[What the task requires] Scan the records for the string "JSON"; copy each line where it occurs.
============
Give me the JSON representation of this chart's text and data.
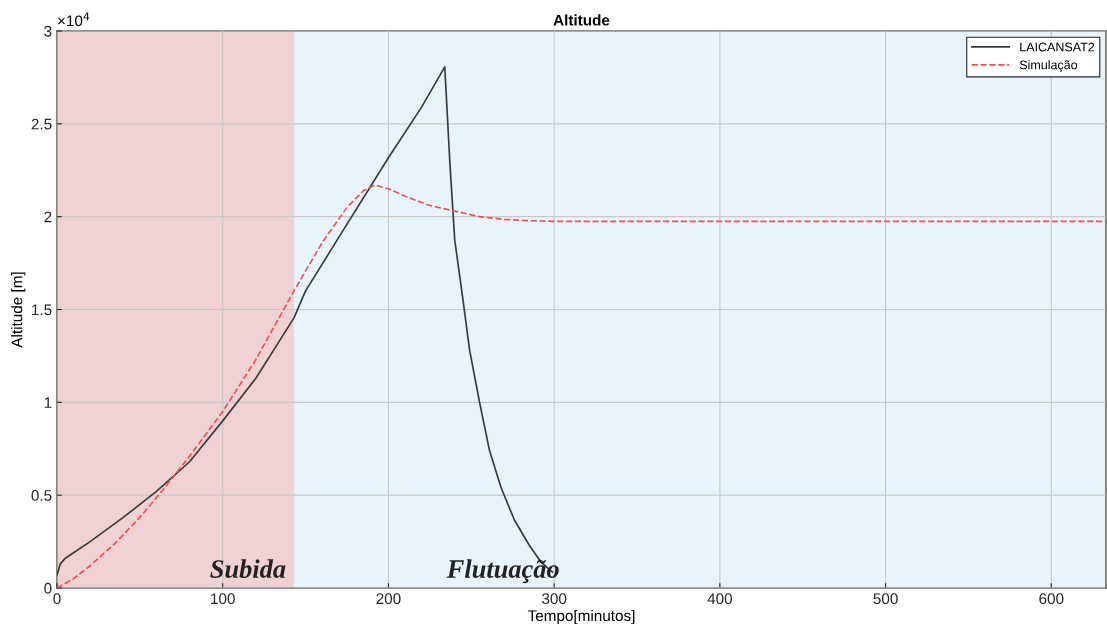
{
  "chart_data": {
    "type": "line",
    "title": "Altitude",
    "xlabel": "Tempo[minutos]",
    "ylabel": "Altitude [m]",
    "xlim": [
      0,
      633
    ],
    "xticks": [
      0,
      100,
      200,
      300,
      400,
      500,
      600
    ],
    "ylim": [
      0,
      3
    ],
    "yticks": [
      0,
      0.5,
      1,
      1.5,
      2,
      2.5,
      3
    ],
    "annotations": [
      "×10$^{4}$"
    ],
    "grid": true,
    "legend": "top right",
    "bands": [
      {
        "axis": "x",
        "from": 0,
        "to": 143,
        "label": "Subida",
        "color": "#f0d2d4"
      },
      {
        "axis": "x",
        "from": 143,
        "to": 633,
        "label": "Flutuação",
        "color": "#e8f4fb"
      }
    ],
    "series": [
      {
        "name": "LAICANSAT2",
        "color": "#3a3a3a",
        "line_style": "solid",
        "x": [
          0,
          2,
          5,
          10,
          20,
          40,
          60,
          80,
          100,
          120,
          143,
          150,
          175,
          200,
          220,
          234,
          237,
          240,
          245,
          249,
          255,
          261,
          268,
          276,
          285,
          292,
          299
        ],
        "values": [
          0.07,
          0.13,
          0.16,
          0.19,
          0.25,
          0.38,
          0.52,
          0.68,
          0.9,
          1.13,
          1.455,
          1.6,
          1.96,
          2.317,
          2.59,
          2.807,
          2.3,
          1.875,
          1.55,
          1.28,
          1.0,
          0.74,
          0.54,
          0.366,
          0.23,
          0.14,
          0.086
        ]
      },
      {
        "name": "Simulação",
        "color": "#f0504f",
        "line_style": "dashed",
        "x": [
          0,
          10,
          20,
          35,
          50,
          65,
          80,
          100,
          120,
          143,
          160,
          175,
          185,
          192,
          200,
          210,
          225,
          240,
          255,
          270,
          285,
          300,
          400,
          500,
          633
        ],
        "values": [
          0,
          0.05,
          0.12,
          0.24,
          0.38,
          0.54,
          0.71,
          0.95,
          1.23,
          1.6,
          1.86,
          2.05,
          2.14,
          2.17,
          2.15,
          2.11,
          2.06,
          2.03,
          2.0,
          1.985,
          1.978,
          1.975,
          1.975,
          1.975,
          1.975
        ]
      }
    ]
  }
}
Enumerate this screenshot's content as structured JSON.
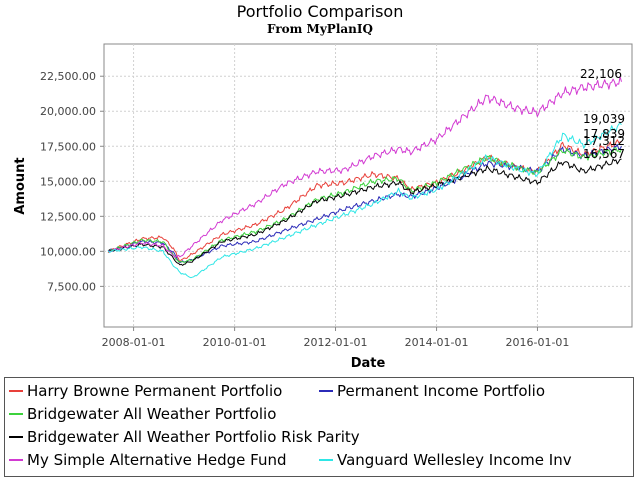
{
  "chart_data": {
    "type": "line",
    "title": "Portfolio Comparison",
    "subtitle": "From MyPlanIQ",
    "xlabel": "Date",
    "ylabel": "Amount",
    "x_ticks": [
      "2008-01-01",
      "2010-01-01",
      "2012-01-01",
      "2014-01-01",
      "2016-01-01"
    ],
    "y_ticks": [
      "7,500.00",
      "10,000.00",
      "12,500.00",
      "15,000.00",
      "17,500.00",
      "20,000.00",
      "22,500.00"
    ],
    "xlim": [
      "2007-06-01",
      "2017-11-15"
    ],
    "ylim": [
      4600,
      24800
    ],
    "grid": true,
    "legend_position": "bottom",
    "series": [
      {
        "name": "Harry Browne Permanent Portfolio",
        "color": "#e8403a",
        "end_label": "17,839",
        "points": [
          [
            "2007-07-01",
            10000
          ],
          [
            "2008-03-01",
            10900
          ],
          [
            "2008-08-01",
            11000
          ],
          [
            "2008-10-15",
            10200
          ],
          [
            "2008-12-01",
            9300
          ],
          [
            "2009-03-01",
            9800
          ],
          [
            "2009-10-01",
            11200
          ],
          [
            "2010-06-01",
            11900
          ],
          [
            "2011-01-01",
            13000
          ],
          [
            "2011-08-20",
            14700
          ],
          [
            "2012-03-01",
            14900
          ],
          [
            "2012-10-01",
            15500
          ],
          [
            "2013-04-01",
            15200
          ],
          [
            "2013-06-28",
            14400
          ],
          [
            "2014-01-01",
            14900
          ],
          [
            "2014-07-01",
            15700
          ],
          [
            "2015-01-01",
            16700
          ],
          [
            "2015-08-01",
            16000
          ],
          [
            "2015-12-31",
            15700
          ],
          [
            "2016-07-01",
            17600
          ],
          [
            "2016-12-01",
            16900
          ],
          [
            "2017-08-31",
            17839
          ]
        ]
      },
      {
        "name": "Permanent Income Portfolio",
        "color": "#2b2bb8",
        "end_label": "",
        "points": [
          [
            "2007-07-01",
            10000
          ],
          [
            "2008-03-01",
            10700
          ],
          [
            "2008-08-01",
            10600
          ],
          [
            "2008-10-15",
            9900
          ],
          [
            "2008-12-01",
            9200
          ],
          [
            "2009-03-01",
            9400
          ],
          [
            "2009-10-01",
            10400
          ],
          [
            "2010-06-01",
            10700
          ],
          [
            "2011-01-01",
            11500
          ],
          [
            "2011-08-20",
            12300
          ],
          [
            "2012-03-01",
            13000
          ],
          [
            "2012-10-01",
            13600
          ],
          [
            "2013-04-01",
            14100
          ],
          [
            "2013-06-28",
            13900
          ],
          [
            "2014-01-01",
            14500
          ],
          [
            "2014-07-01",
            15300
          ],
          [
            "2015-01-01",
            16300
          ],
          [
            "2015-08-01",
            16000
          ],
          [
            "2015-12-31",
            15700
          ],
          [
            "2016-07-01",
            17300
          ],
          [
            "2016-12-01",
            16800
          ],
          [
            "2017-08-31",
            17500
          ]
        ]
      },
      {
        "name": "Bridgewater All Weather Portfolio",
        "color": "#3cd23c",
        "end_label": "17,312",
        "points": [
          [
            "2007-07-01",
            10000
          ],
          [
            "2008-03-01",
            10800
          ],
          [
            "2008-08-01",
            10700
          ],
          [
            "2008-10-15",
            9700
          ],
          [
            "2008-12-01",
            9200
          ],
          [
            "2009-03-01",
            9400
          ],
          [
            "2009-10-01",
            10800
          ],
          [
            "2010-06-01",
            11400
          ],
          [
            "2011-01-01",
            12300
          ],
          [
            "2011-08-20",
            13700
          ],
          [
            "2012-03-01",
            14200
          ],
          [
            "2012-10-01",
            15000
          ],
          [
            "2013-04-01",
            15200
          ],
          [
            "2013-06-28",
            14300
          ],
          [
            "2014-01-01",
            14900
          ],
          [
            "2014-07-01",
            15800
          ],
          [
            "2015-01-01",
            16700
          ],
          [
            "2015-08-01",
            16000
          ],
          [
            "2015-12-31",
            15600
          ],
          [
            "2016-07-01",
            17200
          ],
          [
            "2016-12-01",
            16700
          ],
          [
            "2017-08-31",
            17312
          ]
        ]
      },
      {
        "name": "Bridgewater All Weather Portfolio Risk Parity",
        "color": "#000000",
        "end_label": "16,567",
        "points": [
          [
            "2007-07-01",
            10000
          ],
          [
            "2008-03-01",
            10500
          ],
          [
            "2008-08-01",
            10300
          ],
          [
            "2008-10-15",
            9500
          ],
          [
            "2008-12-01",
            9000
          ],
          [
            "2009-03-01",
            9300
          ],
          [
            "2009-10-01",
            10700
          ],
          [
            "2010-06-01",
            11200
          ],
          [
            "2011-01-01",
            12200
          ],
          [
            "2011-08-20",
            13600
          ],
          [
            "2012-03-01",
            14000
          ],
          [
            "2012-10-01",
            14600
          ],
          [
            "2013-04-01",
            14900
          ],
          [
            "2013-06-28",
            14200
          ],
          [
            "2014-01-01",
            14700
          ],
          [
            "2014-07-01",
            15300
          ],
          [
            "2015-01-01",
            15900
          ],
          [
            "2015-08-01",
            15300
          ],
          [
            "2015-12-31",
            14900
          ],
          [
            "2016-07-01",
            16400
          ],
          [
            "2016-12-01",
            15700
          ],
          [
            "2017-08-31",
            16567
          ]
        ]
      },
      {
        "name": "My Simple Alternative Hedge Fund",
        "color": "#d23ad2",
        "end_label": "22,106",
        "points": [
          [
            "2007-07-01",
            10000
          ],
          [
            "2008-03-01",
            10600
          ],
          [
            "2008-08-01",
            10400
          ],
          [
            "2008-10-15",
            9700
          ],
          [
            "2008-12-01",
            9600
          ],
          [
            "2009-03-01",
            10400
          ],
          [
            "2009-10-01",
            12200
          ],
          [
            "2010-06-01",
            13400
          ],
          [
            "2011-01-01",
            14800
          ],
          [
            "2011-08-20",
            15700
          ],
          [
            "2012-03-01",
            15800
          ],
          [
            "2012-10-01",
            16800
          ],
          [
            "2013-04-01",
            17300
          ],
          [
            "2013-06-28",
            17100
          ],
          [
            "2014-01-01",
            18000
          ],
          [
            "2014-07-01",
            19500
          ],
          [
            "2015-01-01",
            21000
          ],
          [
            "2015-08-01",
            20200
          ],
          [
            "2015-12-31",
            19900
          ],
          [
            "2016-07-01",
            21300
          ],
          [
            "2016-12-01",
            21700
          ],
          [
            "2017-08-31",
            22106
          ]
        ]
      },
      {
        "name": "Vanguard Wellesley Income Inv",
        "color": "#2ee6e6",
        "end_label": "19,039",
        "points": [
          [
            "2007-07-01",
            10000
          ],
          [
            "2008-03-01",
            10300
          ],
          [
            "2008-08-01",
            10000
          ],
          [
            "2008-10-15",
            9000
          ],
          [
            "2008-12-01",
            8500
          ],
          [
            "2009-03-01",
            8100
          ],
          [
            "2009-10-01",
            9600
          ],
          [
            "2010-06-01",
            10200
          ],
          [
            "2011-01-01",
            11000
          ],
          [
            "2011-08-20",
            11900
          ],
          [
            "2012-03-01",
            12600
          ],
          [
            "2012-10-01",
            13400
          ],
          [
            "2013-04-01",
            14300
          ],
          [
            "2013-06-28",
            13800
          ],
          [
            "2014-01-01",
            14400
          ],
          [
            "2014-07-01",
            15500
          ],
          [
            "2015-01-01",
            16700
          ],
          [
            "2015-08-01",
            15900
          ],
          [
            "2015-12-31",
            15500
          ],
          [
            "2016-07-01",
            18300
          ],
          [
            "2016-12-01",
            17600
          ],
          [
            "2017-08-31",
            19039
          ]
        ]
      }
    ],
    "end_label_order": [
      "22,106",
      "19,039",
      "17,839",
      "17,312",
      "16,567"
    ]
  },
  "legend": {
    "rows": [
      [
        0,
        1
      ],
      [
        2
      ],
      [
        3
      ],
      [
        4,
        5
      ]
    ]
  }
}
============
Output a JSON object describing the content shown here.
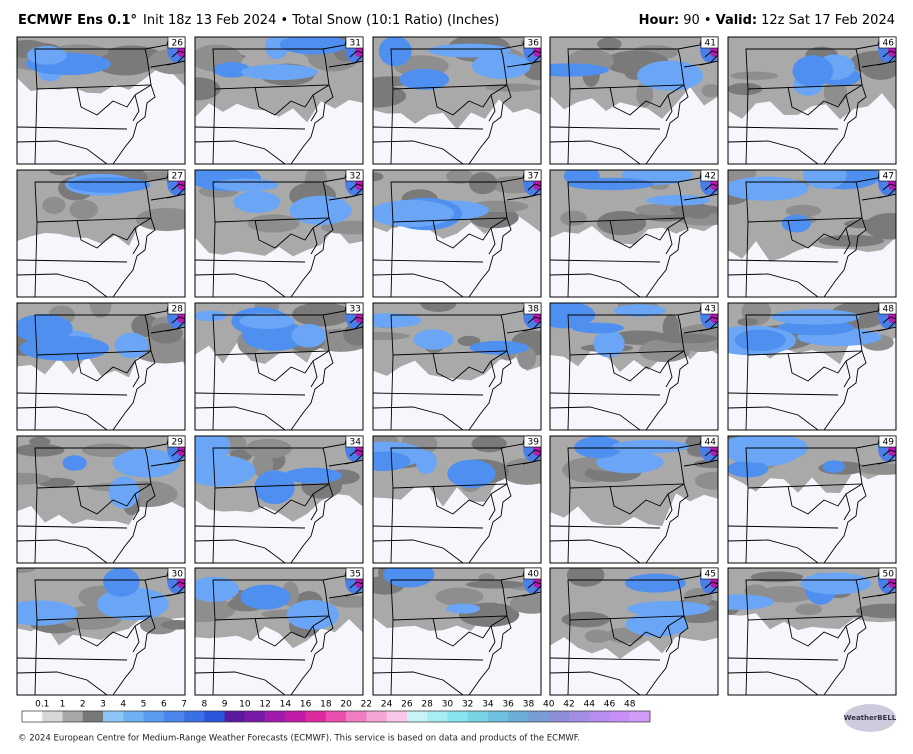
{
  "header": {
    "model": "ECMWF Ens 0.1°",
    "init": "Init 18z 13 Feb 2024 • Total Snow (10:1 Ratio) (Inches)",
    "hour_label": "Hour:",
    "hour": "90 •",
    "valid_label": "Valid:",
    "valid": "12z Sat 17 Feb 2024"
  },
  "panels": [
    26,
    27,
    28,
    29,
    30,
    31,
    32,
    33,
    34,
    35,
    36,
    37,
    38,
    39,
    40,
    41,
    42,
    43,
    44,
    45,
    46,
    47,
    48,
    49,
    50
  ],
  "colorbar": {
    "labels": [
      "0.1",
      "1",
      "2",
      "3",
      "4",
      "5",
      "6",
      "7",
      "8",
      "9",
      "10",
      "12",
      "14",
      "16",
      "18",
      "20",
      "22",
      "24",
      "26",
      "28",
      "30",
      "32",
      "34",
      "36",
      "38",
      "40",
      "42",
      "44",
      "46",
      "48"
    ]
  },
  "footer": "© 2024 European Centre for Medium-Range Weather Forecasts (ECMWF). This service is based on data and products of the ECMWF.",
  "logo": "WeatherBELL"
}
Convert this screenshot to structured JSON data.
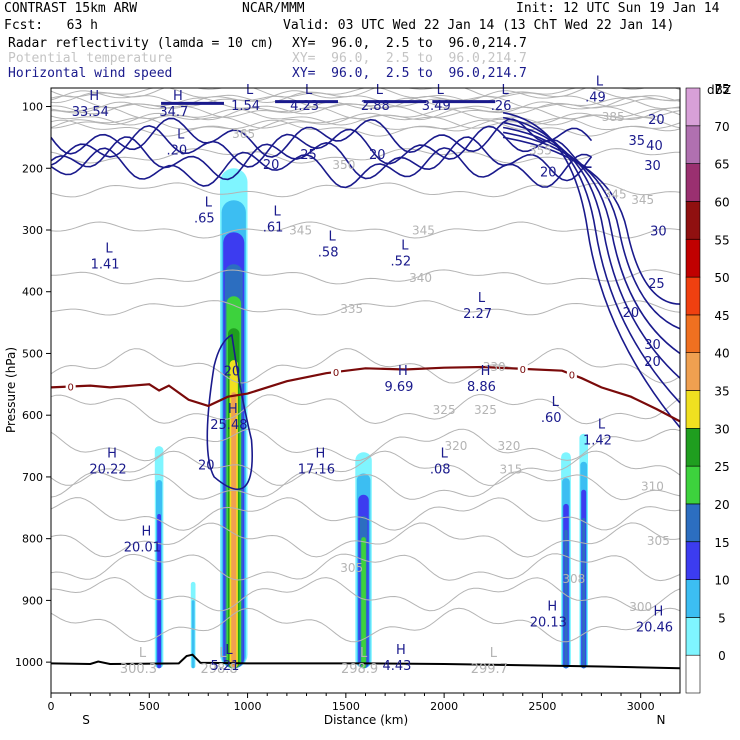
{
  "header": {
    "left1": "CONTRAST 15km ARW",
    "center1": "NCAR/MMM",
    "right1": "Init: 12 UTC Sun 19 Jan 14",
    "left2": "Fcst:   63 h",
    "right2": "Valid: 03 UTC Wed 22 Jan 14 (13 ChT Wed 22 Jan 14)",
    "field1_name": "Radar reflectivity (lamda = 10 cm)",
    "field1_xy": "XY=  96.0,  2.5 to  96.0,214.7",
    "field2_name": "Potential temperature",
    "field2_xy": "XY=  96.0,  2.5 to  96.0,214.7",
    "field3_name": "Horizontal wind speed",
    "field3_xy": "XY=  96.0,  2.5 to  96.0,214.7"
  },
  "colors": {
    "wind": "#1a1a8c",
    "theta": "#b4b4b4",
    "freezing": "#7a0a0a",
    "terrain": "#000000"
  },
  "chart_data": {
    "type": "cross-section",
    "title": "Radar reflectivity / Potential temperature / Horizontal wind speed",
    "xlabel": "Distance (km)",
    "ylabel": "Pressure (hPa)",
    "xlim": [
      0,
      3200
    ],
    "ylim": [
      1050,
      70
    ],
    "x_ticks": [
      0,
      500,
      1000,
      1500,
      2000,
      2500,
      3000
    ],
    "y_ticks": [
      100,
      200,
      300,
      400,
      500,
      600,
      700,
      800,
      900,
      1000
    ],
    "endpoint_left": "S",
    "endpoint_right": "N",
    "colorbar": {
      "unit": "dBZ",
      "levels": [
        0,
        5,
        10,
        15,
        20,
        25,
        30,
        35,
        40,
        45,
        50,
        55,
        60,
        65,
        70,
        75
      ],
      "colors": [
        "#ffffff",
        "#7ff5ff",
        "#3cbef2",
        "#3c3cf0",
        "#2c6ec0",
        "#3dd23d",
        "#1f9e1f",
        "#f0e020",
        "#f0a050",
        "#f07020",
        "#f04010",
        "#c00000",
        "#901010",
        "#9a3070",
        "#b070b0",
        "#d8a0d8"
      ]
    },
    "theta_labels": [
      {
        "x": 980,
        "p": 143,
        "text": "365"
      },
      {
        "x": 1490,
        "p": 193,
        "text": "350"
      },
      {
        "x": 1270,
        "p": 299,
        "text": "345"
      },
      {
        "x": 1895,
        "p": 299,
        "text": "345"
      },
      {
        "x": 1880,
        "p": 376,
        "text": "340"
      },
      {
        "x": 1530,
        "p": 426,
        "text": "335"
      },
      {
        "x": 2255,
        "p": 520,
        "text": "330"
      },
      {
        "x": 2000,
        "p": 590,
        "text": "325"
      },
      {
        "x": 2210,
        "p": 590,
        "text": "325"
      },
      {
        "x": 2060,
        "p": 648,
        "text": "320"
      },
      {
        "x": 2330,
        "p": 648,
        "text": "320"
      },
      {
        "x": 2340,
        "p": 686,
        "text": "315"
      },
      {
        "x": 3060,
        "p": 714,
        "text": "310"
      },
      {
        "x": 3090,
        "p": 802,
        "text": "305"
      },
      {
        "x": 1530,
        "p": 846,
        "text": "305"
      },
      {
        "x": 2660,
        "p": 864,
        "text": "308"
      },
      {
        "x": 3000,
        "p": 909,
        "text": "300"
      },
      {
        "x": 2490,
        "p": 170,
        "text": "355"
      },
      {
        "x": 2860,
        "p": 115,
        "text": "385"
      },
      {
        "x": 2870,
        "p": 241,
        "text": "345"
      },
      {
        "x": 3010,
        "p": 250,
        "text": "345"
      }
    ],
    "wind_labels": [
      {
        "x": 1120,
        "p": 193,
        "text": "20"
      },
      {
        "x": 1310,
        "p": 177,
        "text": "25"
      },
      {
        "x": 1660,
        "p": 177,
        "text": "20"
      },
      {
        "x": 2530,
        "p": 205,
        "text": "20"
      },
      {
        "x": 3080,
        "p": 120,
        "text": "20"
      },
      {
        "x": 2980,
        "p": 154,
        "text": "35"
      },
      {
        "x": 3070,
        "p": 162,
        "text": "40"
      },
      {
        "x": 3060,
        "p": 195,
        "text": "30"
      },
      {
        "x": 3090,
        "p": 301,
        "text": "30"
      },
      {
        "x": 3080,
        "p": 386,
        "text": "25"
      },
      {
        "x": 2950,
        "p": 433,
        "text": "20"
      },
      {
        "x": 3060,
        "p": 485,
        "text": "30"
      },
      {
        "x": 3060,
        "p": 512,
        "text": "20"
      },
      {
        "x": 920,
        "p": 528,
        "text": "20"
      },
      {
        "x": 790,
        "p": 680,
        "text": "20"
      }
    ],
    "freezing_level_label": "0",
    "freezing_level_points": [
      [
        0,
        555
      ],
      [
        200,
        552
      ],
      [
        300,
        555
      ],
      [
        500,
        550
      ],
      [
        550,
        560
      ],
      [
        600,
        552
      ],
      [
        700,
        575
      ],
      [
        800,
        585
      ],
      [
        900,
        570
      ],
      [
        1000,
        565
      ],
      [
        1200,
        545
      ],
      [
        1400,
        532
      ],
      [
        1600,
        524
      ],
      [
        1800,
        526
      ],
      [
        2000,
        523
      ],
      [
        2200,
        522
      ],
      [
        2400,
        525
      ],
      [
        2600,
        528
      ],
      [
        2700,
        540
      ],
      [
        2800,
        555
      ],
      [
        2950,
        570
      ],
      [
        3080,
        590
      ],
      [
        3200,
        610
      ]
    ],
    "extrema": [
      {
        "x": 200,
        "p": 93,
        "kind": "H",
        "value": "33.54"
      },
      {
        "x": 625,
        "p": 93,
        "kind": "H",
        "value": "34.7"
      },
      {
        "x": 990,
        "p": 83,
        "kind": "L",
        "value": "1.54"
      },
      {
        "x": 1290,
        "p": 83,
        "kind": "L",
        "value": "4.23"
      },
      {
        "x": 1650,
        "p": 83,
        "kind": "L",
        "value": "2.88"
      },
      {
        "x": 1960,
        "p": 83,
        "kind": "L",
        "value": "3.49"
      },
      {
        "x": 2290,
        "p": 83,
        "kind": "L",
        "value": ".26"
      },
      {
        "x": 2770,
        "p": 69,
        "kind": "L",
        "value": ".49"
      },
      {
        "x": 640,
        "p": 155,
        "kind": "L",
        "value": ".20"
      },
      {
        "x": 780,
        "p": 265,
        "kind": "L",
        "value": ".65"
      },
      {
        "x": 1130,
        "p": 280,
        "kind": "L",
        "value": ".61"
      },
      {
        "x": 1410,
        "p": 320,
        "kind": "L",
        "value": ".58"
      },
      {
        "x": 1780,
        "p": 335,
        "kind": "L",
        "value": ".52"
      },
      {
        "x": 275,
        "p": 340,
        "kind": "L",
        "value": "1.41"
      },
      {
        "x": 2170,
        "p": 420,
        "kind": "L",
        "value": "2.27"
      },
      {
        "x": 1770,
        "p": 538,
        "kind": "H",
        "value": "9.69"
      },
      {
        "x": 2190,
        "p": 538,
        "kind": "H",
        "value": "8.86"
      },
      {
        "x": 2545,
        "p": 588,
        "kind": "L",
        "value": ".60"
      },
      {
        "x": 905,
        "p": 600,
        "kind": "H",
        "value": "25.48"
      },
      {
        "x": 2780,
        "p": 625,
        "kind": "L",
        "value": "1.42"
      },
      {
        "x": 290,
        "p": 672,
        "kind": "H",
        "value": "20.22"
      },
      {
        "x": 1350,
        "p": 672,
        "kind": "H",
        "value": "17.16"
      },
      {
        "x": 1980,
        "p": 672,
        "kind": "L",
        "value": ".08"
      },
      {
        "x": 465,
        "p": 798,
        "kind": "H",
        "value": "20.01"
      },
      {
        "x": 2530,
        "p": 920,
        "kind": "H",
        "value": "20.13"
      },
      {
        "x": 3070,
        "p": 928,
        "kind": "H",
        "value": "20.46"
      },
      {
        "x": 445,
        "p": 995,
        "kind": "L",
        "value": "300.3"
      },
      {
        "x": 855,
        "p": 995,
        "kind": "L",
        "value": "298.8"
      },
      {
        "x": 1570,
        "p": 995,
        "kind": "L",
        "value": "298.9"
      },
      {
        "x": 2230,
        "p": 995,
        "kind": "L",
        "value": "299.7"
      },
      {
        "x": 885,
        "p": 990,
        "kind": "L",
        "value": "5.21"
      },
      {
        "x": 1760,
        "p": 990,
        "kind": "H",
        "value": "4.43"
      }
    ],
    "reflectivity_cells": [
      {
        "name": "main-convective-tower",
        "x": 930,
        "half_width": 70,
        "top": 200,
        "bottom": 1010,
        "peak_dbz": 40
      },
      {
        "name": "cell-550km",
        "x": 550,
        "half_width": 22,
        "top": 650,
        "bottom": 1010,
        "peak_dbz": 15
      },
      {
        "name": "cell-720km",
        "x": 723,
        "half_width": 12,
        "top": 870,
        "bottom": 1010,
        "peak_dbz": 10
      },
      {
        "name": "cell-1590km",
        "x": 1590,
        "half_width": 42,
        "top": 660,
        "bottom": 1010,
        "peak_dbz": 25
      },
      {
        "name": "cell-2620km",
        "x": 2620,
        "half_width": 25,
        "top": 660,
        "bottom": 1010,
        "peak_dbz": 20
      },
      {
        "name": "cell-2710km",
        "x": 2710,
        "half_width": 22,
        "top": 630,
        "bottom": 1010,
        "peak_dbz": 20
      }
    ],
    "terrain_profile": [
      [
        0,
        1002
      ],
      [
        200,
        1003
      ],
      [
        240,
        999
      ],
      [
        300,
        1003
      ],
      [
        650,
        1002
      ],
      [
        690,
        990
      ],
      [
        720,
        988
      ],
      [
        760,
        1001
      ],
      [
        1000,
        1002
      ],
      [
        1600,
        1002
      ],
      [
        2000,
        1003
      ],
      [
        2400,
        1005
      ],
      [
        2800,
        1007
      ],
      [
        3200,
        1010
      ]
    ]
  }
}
============
[The solution]
Give me the JSON representation of this chart's text and data.
Enumerate this screenshot's content as structured JSON.
Output a JSON object describing the content shown here.
Convert this screenshot to structured JSON data.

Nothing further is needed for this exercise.